> [Short problem]:
Output the lines that follow exactly as they are.

● ● ● ● ● ● ●

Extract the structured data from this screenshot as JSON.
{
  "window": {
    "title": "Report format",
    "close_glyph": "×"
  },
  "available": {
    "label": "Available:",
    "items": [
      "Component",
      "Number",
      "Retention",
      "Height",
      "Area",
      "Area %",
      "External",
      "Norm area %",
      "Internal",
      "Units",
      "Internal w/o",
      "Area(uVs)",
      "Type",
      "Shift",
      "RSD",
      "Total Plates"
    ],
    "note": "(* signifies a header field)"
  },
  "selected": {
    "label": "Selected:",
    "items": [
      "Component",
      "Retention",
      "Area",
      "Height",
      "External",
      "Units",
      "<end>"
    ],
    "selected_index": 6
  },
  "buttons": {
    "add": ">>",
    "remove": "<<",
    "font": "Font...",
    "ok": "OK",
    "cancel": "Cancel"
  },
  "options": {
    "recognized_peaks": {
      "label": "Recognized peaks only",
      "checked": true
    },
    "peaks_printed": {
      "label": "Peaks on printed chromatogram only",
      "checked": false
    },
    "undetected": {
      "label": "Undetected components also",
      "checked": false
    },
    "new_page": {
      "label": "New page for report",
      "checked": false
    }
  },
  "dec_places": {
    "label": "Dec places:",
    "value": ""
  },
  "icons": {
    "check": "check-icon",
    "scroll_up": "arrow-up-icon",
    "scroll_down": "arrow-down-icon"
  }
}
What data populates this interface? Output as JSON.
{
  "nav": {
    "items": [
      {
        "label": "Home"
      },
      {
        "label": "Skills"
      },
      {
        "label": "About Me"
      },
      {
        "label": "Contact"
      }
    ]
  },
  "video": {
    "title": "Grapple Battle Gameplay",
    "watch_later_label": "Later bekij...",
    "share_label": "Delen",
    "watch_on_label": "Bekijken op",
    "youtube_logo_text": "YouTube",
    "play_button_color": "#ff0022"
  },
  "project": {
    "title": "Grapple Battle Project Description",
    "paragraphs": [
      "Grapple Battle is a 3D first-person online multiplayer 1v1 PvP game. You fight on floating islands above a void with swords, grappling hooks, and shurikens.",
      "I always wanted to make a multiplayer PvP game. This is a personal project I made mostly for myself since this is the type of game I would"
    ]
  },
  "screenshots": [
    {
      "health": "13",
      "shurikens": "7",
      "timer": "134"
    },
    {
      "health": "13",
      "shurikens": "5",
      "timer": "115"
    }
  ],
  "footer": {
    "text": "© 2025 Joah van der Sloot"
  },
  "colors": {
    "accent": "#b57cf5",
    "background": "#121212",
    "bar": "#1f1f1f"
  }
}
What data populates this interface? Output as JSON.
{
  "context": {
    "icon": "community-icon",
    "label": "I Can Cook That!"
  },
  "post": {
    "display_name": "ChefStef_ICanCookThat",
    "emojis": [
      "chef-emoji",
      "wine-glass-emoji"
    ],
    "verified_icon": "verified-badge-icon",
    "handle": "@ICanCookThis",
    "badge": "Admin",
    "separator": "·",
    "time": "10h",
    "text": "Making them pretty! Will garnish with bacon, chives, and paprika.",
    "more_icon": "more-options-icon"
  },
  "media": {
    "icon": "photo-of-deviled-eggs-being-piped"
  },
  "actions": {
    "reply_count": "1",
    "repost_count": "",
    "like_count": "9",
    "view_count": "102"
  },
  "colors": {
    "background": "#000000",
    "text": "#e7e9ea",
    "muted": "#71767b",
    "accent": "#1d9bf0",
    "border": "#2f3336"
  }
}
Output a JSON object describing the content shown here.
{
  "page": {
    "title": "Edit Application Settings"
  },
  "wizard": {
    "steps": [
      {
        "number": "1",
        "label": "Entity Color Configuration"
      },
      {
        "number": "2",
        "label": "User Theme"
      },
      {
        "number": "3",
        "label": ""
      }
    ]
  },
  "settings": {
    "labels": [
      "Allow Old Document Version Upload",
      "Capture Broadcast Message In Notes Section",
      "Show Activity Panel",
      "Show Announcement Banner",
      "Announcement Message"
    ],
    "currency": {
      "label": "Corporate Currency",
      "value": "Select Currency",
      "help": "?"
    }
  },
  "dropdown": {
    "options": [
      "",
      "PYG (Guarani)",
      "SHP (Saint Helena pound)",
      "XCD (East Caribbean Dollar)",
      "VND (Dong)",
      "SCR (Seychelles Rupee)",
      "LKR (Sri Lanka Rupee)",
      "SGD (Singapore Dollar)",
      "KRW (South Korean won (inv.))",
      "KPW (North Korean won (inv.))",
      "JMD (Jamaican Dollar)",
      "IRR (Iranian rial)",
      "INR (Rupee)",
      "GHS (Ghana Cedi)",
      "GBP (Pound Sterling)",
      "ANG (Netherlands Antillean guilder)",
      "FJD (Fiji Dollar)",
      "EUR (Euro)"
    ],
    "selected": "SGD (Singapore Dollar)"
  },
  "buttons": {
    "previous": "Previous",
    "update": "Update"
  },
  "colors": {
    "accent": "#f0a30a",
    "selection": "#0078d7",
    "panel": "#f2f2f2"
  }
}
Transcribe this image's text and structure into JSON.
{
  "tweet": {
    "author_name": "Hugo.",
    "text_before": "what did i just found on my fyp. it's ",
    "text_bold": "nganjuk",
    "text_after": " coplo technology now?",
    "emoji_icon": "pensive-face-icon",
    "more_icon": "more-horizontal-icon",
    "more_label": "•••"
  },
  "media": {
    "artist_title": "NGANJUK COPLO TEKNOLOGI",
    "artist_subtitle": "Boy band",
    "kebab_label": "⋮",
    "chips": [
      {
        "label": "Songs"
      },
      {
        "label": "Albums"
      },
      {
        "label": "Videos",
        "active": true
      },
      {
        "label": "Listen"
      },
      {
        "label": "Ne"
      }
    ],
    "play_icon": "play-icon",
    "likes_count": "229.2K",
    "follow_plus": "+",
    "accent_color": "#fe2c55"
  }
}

● ● ● ● ● ● ●

> [Finished answer]:
Extract the structured data from this screenshot as JSON.
{
  "window": {
    "title": "Report format",
    "close_glyph": "×"
  },
  "available": {
    "label": "Available:",
    "items": [
      "Component",
      "Number",
      "Retention",
      "Height",
      "Area",
      "Area %",
      "External",
      "Norm area %",
      "Internal",
      "Units",
      "Internal w/o",
      "Area(uVs)",
      "Type",
      "Shift",
      "RSD",
      "Total Plates"
    ],
    "note": "(* signifies a header field)"
  },
  "selected": {
    "label": "Selected:",
    "items": [
      "Component",
      "Retention",
      "Area",
      "Height",
      "External",
      "Units",
      "<end>"
    ],
    "selected_index": 6
  },
  "buttons": {
    "add": ">>",
    "remove": "<<",
    "font": "Font...",
    "ok": "OK",
    "cancel": "Cancel"
  },
  "options": {
    "recognized_peaks": {
      "label": "Recognized peaks only",
      "checked": true
    },
    "peaks_printed": {
      "label": "Peaks on printed chromatogram only",
      "checked": false
    },
    "undetected": {
      "label": "Undetected components also",
      "checked": false
    },
    "new_page": {
      "label": "New page for report",
      "checked": false
    }
  },
  "dec_places": {
    "label": "Dec places:",
    "value": ""
  },
  "icons": {
    "check": "check-icon",
    "scroll_up": "arrow-up-icon",
    "scroll_down": "arrow-down-icon"
  }
}
What data populates this interface? Output as JSON.
{
  "nav": {
    "items": [
      {
        "label": "Home"
      },
      {
        "label": "Skills"
      },
      {
        "label": "About Me"
      },
      {
        "label": "Contact"
      }
    ]
  },
  "video": {
    "title": "Grapple Battle Gameplay",
    "watch_later_label": "Later bekij...",
    "share_label": "Delen",
    "watch_on_label": "Bekijken op",
    "youtube_logo_text": "YouTube",
    "play_button_color": "#ff0022"
  },
  "project": {
    "title": "Grapple Battle Project Description",
    "paragraphs": [
      "Grapple Battle is a 3D first-person online multiplayer 1v1 PvP game. You fight on floating islands above a void with swords, grappling hooks, and shurikens.",
      "I always wanted to make a multiplayer PvP game. This is a personal project I made mostly for myself since this is the type of game I would"
    ]
  },
  "screenshots": [
    {
      "health": "13",
      "shurikens": "7",
      "timer": "134"
    },
    {
      "health": "13",
      "shurikens": "5",
      "timer": "115"
    }
  ],
  "footer": {
    "text": "© 2025 Joah van der Sloot"
  },
  "colors": {
    "accent": "#b57cf5",
    "background": "#121212",
    "bar": "#1f1f1f"
  }
}
What data populates this interface? Output as JSON.
{
  "context": {
    "icon": "community-icon",
    "label": "I Can Cook That!"
  },
  "post": {
    "display_name": "ChefStef_ICanCookThat",
    "emojis": [
      "chef-emoji",
      "wine-glass-emoji"
    ],
    "verified_icon": "verified-badge-icon",
    "handle": "@ICanCookThis",
    "badge": "Admin",
    "separator": "·",
    "time": "10h",
    "text": "Making them pretty! Will garnish with bacon, chives, and paprika.",
    "more_icon": "more-options-icon"
  },
  "media": {
    "icon": "photo-of-deviled-eggs-being-piped"
  },
  "actions": {
    "reply_count": "1",
    "repost_count": "",
    "like_count": "9",
    "view_count": "102"
  },
  "colors": {
    "background": "#000000",
    "text": "#e7e9ea",
    "muted": "#71767b",
    "accent": "#1d9bf0",
    "border": "#2f3336"
  }
}
Output a JSON object describing the content shown here.
{
  "page": {
    "title": "Edit Application Settings"
  },
  "wizard": {
    "steps": [
      {
        "number": "1",
        "label": "Entity Color Configuration"
      },
      {
        "number": "2",
        "label": "User Theme"
      },
      {
        "number": "3",
        "label": ""
      }
    ]
  },
  "settings": {
    "labels": [
      "Allow Old Document Version Upload",
      "Capture Broadcast Message In Notes Section",
      "Show Activity Panel",
      "Show Announcement Banner",
      "Announcement Message"
    ],
    "currency": {
      "label": "Corporate Currency",
      "value": "Select Currency",
      "help": "?"
    }
  },
  "dropdown": {
    "options": [
      "",
      "PYG (Guarani)",
      "SHP (Saint Helena pound)",
      "XCD (East Caribbean Dollar)",
      "VND (Dong)",
      "SCR (Seychelles Rupee)",
      "LKR (Sri Lanka Rupee)",
      "SGD (Singapore Dollar)",
      "KRW (South Korean won (inv.))",
      "KPW (North Korean won (inv.))",
      "JMD (Jamaican Dollar)",
      "IRR (Iranian rial)",
      "INR (Rupee)",
      "GHS (Ghana Cedi)",
      "GBP (Pound Sterling)",
      "ANG (Netherlands Antillean guilder)",
      "FJD (Fiji Dollar)",
      "EUR (Euro)"
    ],
    "selected": "SGD (Singapore Dollar)"
  },
  "buttons": {
    "previous": "Previous",
    "update": "Update"
  },
  "colors": {
    "accent": "#f0a30a",
    "selection": "#0078d7",
    "panel": "#f2f2f2"
  }
}
Transcribe this image's text and structure into JSON.
{
  "tweet": {
    "author_name": "Hugo.",
    "text_before": "what did i just found on my fyp. it's ",
    "text_bold": "nganjuk",
    "text_after": " coplo technology now?",
    "emoji_icon": "pensive-face-icon",
    "more_icon": "more-horizontal-icon",
    "more_label": "•••"
  },
  "media": {
    "artist_title": "NGANJUK COPLO TEKNOLOGI",
    "artist_subtitle": "Boy band",
    "kebab_label": "⋮",
    "chips": [
      {
        "label": "Songs"
      },
      {
        "label": "Albums"
      },
      {
        "label": "Videos",
        "active": true
      },
      {
        "label": "Listen"
      },
      {
        "label": "Ne"
      }
    ],
    "play_icon": "play-icon",
    "likes_count": "229.2K",
    "follow_plus": "+",
    "accent_color": "#fe2c55"
  }
}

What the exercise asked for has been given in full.